── Fuente

Ése es el misterio que hay que escudriñar en cada lectura, en los entresijos de cada letra.

/H/ 

mudo 

mudo
como la h
hhhh
no sé a qué suena
si se mueve o tambalea
sólo aspiro y exhalo
hhhh
mudo
estupefacto
sin párpados
te miro
y sube a mi garganta
una H

desprendido de mí
absorto
quieto
con los pies cruzados
en forma de loto

hhhh
el enigma me sacude por dentro
como una álef
miro el cielo y la tierra
apunto a la aparición
y enmudezco

hhhh
está en tu nombre
y mi mudez sólo alcanza a emitir
un sonido gutural
un aliento
un hálito

para que aparezcas
y lo descubras todo
y la vida sea
en lo inefable
viviente
una h
que suture las heridas

mudo
estupefacto
sin párpados
me duermo con los ojos abiertos
para que no desaparezcas
y la h te devele en su enigma

3

Cuando me casé, me llevé todos mis libros a la Condesa para iniciar una nueva vida. Vivíamos en un edificio inclinado como la torre de Pisa. Me gustaba poner una canica en un extremo y verla rodar solita. Heredamos el alquiler que tenía el abuelo de mi ex. Olía a arenque por todas partes y yo recordaba las mañanas en el kibutz, con esos aromas a pescado crudo que jamás me convirtieron en ashkenazí (aunque mi prueba de ADN diga que lo soy en un 10%). Los libros también parecían mareados, constantemente cayéndose por el desnivel. Tenía que hacerlos apoyar con ladrillos que agarré de una construcción del sótano.

Había un estacionamiento abajo para dos coches. Nuestra señal de NO ESTACIONARSE. SE PONCHAN LLANTAS GRATIS la hacía efectiva mi ex, que era de armas tomar, aunque sólo les sacaba el aire. Enrique Fierro tuvo que esperar en varias ocasiones a que viniera el dueño del coche estacionado en nuestra entrada o en doble fila para poder salir y encaminarnos hacia Acatlán. Miraba a los conductores. Ellos se enojaban con mi mujer y se gritaban insultos.

Frecuentemente los vecinos tocaban a la puerta a las seis o a las siete de la mañana para que yo completara el minián y pudieran hacer los rezos para honrar a la persona que acababa de morir. Yo iba a esas casas y admiraba los múltiples volúmenes en hebreo (¿algunos en yidish?) que componían el Talmud.

────

■ **Problemas por resolver**
- a) Según el fragmento literario, ¿a qué lugar se llevó quien narra todos sus libros al casarse?
- b) Reescribe todo el tramo del fragmento literario que va desde "Cuando me casé, me" hasta "construcción del sótano.", reemplazando "arenque" por "sardina".
- c) Prolonga el fragmento literario a partir de donde termina.
El listado es material aparte y no guarda relación con el fragmento literario.

── Información mostrada

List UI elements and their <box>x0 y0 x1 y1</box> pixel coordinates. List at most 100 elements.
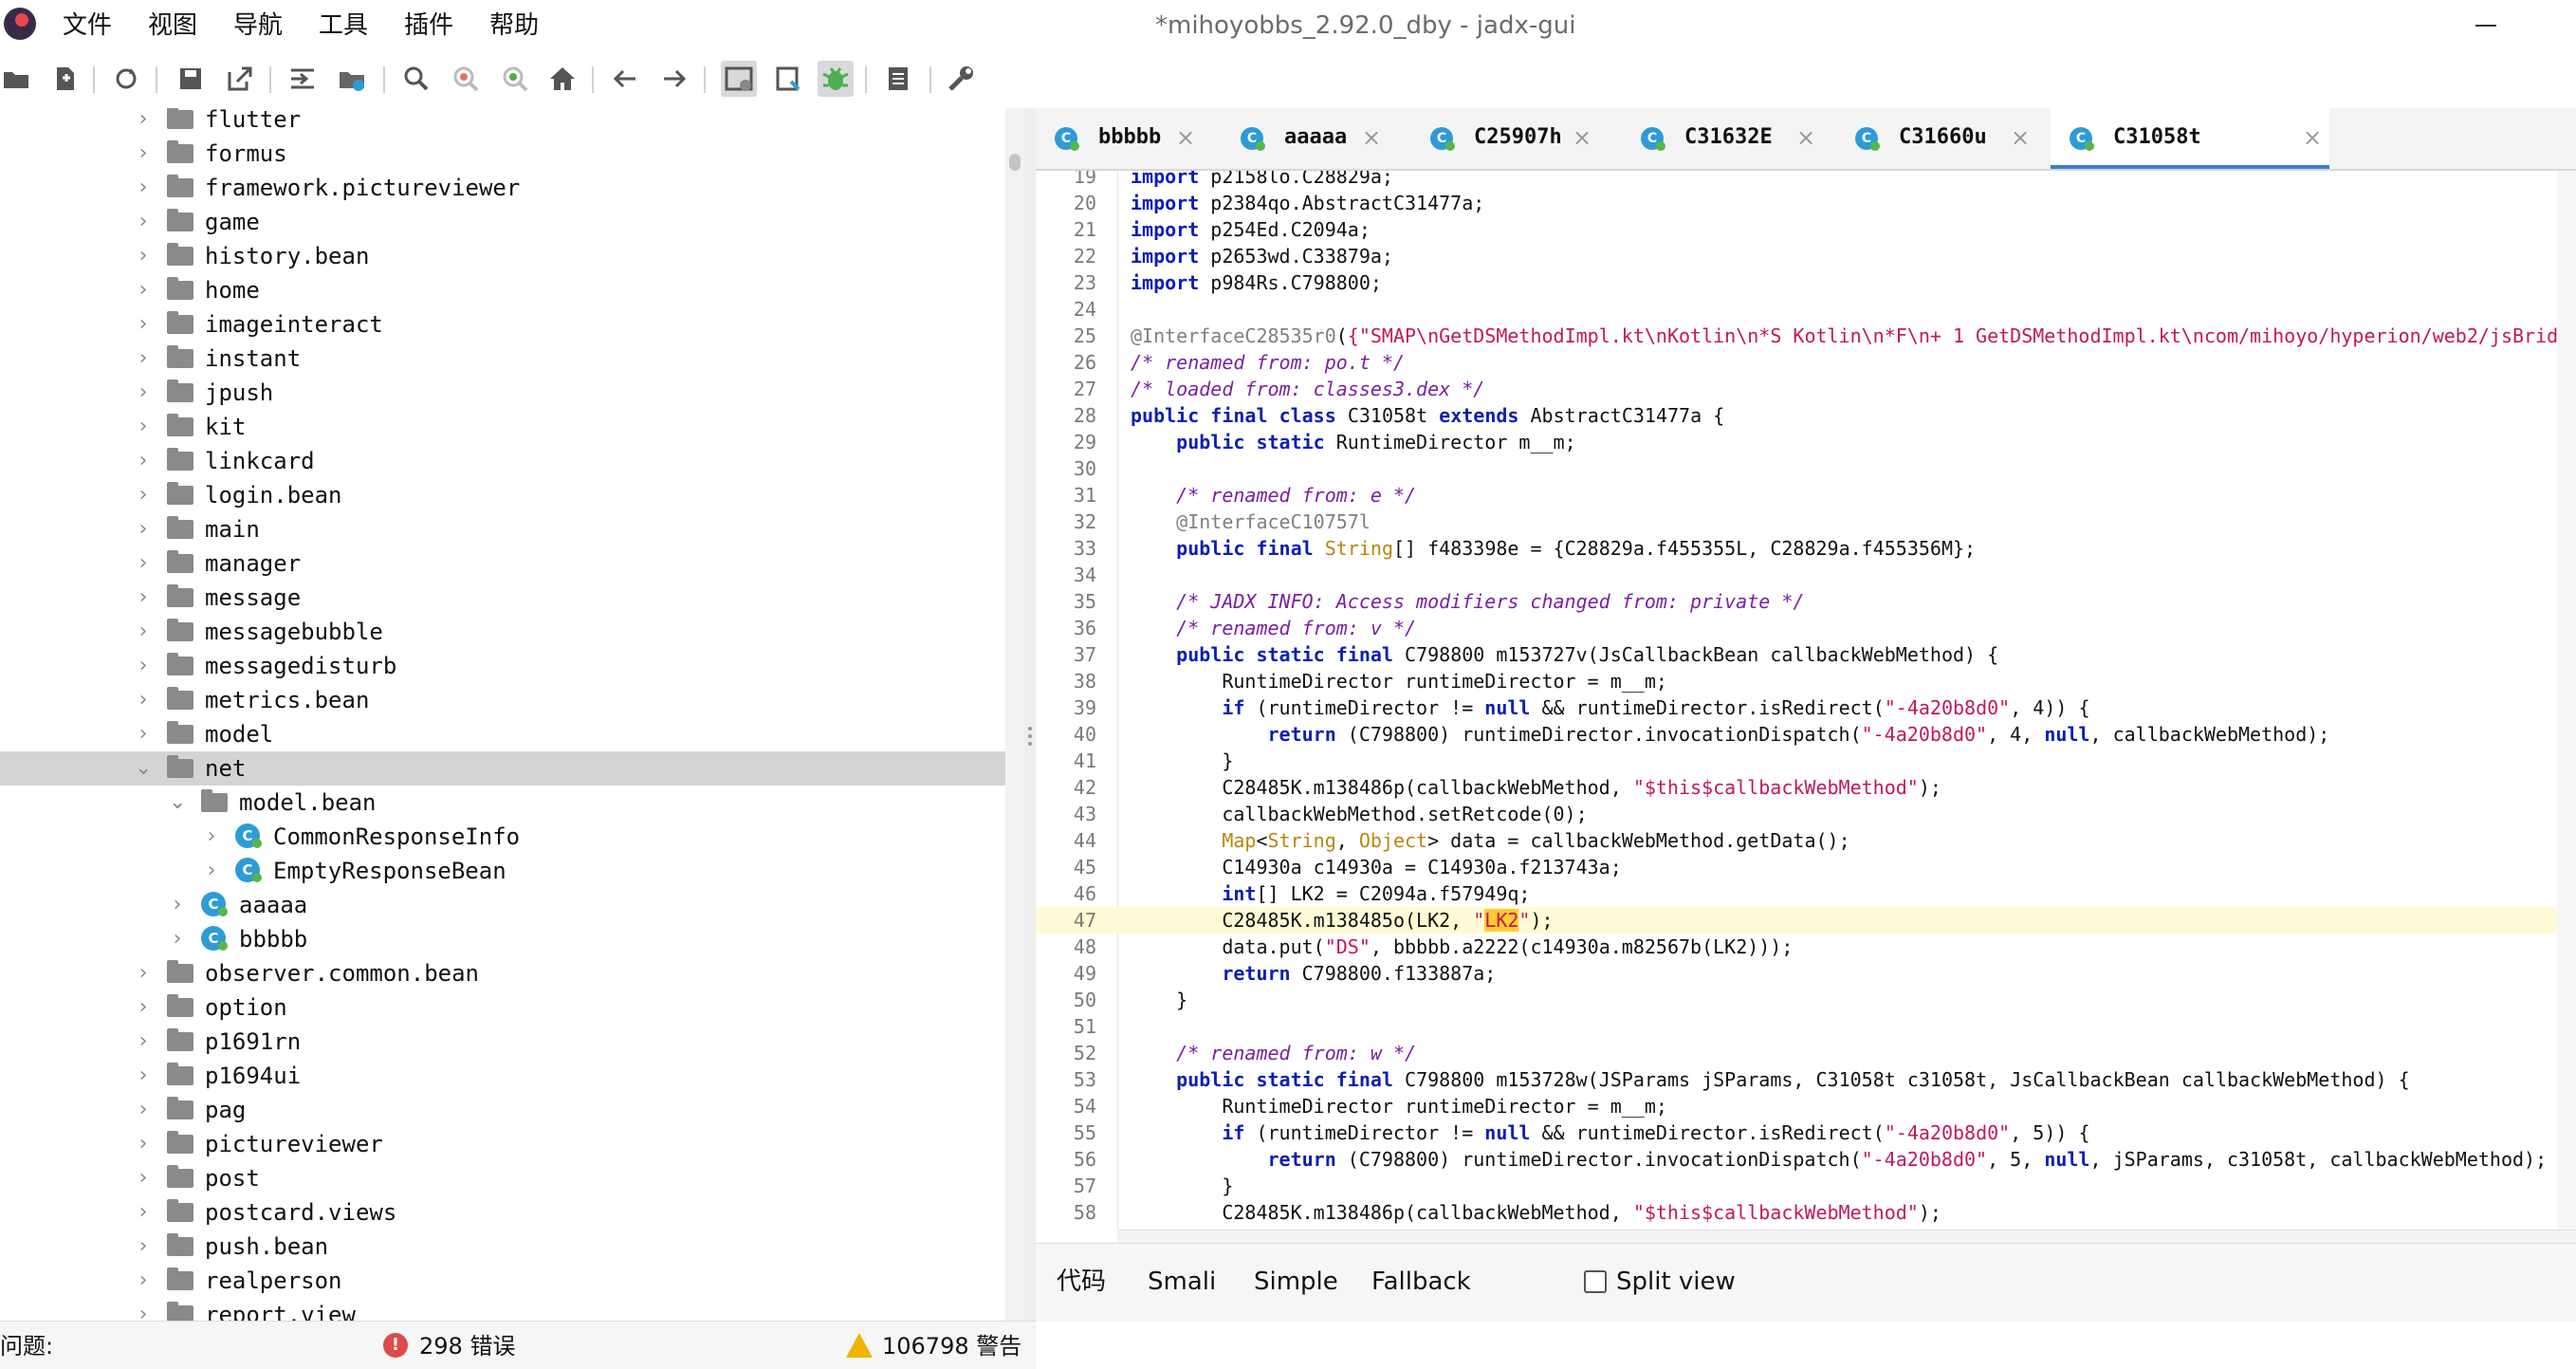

────

■ **Resultados obtenidos**
- a) A la Condesa.

- b)
Cuando me casé, me llevé todos mis libros a la Condesa para iniciar una nueva vida. Vivíamos en un edificio inclinado como la torre de Pisa. Me gustaba poner una canica en un extremo y verla rodar solita. Heredamos el alquiler que tenía el abuelo de mi ex. Olía a sardina por todas partes y yo recordaba las mañanas en el kibutz, con esos aromas a pescado crudo que jamás me convirtieron en ashkenazí (aunque mi prueba de ADN diga que lo soy en un 10%). Los libros también parecían mareados, constantemente cayéndose por el desnivel. Tenía que hacerlos apoyar con ladrillos que agarré de una construcción del sótano.

- c)
Cuando nos tocó viajar a Estados Unidos, decidimos guardar los libros en cajas y llevarnos sólo algunos. Poco antes de viajar llevé todas nuestras pertenencias a la casa de Tecamachalco. «¡Ay, hijo, me vas a llenar la casa de basura!». Para evitar el desorden visual, mi mamá puso todas las cajas de libros en los clósets de uno de los cuartos que había quedado vacío cuando se casaron mis hermanos. Luego, cada vez que yo volvía a México, me asomaba a ver las cajas, las entreabría y veía con nostalgia los libros que se habían quedado solos y desamparados. Durante el divorcio, el conflicto principal surgió por el volumen de la Obra poética (1935-1975) de Octavio Paz, publicado por Seix-Barral en 1979, con la dedicatoria del poeta a ambos. «¡Es mío!», reclamaba yo, convencido de que todo lo que fuera en verso debía corresponderme. «Acuérdate que se me quedó viendo y me preguntó si mis papás me habían puesto mi nombre por el poema de Darío». El poeta pregunta por Stella:

Lirio real y lírico
que naces con la albura de las hostias sublimes,
de las cándidas perlas
y del lino sin mácula de las sobrepellices:
¿Has visto acaso el vuelo del alma de mi Stella,
la hermana de Ligera, por quien mi canto a veces es tan triste?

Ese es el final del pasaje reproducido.